SET PROBLEM: Search the records below for the word "reader". Pull out each line that has it.

SOURCE RECORDS:
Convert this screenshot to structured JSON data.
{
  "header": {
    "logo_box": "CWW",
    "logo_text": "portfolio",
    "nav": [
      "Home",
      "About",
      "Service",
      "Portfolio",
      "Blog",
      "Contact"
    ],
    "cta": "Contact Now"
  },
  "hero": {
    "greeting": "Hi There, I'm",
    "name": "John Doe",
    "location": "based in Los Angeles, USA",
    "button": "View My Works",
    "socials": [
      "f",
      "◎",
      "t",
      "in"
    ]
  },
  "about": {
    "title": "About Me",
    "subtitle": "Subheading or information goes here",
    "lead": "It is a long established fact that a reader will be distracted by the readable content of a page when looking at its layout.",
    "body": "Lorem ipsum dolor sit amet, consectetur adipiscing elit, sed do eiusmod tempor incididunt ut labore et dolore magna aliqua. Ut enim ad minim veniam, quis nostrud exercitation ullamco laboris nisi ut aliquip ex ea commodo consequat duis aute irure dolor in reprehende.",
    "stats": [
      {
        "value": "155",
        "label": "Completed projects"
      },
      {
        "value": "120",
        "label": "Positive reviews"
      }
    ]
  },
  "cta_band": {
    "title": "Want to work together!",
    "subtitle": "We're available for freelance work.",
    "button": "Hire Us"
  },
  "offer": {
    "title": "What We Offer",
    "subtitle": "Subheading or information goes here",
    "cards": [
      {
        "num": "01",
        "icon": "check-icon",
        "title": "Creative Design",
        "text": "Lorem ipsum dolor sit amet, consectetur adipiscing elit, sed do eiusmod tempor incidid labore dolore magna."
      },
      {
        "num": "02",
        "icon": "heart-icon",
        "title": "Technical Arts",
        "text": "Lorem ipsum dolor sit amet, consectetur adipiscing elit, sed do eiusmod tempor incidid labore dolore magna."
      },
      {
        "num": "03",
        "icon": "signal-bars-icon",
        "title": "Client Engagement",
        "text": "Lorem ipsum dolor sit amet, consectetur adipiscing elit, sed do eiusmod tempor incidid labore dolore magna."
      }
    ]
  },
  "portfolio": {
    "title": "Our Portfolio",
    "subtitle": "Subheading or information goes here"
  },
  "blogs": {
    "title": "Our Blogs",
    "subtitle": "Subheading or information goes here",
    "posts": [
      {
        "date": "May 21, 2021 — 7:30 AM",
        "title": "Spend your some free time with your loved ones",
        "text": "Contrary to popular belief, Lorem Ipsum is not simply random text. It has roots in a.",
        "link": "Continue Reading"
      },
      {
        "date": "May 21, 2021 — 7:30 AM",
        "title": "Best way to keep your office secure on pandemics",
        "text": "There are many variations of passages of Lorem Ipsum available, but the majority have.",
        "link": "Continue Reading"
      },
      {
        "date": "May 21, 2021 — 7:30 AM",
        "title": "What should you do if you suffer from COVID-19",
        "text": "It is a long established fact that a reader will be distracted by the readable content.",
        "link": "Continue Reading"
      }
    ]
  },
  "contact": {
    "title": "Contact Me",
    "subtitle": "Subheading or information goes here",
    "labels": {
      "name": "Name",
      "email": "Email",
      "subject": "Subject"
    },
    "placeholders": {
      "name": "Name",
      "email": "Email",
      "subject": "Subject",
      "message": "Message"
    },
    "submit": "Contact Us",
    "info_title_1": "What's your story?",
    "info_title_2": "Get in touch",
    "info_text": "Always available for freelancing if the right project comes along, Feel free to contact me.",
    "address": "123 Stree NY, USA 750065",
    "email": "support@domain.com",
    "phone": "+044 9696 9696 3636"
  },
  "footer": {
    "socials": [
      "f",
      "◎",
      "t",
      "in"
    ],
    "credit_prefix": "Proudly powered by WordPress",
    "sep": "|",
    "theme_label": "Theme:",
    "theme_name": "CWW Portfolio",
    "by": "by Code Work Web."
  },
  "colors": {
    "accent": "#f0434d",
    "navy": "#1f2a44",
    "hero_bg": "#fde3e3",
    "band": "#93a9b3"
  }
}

RESPONSE:
    "lead": "It is a long established fact that a reader will be distracted by the readable content of a page when looking at its layout.",
        "text": "It is a long established fact that a reader will be distracted by the readable content.",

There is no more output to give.